══ Information shown
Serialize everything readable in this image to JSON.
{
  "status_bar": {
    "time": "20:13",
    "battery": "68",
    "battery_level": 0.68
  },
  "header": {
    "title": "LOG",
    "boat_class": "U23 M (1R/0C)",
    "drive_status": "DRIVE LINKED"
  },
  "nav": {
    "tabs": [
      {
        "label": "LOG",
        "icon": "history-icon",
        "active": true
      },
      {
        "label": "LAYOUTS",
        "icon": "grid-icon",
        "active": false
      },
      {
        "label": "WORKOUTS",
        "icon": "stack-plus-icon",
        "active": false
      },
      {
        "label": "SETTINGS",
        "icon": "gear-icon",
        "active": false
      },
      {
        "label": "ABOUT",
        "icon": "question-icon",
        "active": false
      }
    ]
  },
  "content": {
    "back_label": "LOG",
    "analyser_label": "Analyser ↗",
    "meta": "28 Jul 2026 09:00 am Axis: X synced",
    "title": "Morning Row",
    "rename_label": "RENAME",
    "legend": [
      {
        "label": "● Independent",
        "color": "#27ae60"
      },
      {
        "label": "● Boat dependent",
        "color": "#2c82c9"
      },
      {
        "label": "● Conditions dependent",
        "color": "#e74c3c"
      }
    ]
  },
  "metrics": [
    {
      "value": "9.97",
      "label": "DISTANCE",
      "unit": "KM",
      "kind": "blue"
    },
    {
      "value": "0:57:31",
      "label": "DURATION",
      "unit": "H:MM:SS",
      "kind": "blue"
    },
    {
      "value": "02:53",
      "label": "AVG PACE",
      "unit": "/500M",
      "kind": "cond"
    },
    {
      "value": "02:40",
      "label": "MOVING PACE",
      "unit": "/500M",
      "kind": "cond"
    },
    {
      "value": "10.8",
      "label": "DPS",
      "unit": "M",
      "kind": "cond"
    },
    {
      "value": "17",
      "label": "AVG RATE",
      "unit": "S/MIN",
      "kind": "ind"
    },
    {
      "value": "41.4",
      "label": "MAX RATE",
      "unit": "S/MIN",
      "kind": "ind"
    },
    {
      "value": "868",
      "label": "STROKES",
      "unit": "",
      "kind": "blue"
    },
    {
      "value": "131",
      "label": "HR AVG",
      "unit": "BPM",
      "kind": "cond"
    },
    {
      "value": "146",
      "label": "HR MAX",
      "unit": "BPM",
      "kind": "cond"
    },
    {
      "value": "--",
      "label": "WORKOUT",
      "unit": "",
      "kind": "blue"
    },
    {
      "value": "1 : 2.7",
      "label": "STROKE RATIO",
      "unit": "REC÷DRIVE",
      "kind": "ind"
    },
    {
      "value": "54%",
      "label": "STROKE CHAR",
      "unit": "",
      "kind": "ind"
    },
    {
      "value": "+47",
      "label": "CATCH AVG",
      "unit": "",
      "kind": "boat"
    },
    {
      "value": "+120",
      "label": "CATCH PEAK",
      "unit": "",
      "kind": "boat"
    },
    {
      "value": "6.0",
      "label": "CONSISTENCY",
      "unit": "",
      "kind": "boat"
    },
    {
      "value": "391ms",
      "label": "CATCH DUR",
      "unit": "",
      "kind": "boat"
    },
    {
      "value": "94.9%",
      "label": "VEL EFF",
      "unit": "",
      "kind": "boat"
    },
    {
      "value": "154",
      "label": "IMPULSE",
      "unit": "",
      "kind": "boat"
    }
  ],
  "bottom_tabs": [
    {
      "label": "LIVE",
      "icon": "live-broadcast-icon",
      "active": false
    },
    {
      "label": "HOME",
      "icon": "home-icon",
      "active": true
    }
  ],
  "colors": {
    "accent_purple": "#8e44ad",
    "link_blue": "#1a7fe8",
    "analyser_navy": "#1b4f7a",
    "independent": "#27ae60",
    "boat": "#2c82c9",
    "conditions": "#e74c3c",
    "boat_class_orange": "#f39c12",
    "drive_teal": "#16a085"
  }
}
════
• _Stated task_
Your task is to give the records above again, exactly.

• _The reply_
Serialize everything readable in this image to JSON.
{
  "status_bar": {
    "time": "20:13",
    "battery": "68",
    "battery_level": 0.68
  },
  "header": {
    "title": "LOG",
    "boat_class": "U23 M (1R/0C)",
    "drive_status": "DRIVE LINKED"
  },
  "nav": {
    "tabs": [
      {
        "label": "LOG",
        "icon": "history-icon",
        "active": true
      },
      {
        "label": "LAYOUTS",
        "icon": "grid-icon",
        "active": false
      },
      {
        "label": "WORKOUTS",
        "icon": "stack-plus-icon",
        "active": false
      },
      {
        "label": "SETTINGS",
        "icon": "gear-icon",
        "active": false
      },
      {
        "label": "ABOUT",
        "icon": "question-icon",
        "active": false
      }
    ]
  },
  "content": {
    "back_label": "LOG",
    "analyser_label": "Analyser ↗",
    "meta": "28 Jul 2026 09:00 am Axis: X synced",
    "title": "Morning Row",
    "rename_label": "RENAME",
    "legend": [
      {
        "label": "● Independent",
        "color": "#27ae60"
      },
      {
        "label": "● Boat dependent",
        "color": "#2c82c9"
      },
      {
        "label": "● Conditions dependent",
        "color": "#e74c3c"
      }
    ]
  },
  "metrics": [
    {
      "value": "9.97",
      "label": "DISTANCE",
      "unit": "KM",
      "kind": "blue"
    },
    {
      "value": "0:57:31",
      "label": "DURATION",
      "unit": "H:MM:SS",
      "kind": "blue"
    },
    {
      "value": "02:53",
      "label": "AVG PACE",
      "unit": "/500M",
      "kind": "cond"
    },
    {
      "value": "02:40",
      "label": "MOVING PACE",
      "unit": "/500M",
      "kind": "cond"
    },
    {
      "value": "10.8",
      "label": "DPS",
      "unit": "M",
      "kind": "cond"
    },
    {
      "value": "17",
      "label": "AVG RATE",
      "unit": "S/MIN",
      "kind": "ind"
    },
    {
      "value": "41.4",
      "label": "MAX RATE",
      "unit": "S/MIN",
      "kind": "ind"
    },
    {
      "value": "868",
      "label": "STROKES",
      "unit": "",
      "kind": "blue"
    },
    {
      "value": "131",
      "label": "HR AVG",
      "unit": "BPM",
      "kind": "cond"
    },
    {
      "value": "146",
      "label": "HR MAX",
      "unit": "BPM",
      "kind": "cond"
    },
    {
      "value": "--",
      "label": "WORKOUT",
      "unit": "",
      "kind": "blue"
    },
    {
      "value": "1 : 2.7",
      "label": "STROKE RATIO",
      "unit": "REC÷DRIVE",
      "kind": "ind"
    },
    {
      "value": "54%",
      "label": "STROKE CHAR",
      "unit": "",
      "kind": "ind"
    },
    {
      "value": "+47",
      "label": "CATCH AVG",
      "unit": "",
      "kind": "boat"
    },
    {
      "value": "+120",
      "label": "CATCH PEAK",
      "unit": "",
      "kind": "boat"
    },
    {
      "value": "6.0",
      "label": "CONSISTENCY",
      "unit": "",
      "kind": "boat"
    },
    {
      "value": "391ms",
      "label": "CATCH DUR",
      "unit": "",
      "kind": "boat"
    },
    {
      "value": "94.9%",
      "label": "VEL EFF",
      "unit": "",
      "kind": "boat"
    },
    {
      "value": "154",
      "label": "IMPULSE",
      "unit": "",
      "kind": "boat"
    }
  ],
  "bottom_tabs": [
    {
      "label": "LIVE",
      "icon": "live-broadcast-icon",
      "active": false
    },
    {
      "label": "HOME",
      "icon": "home-icon",
      "active": true
    }
  ],
  "colors": {
    "accent_purple": "#8e44ad",
    "link_blue": "#1a7fe8",
    "analyser_navy": "#1b4f7a",
    "independent": "#27ae60",
    "boat": "#2c82c9",
    "conditions": "#e74c3c",
    "boat_class_orange": "#f39c12",
    "drive_teal": "#16a085"
  }
}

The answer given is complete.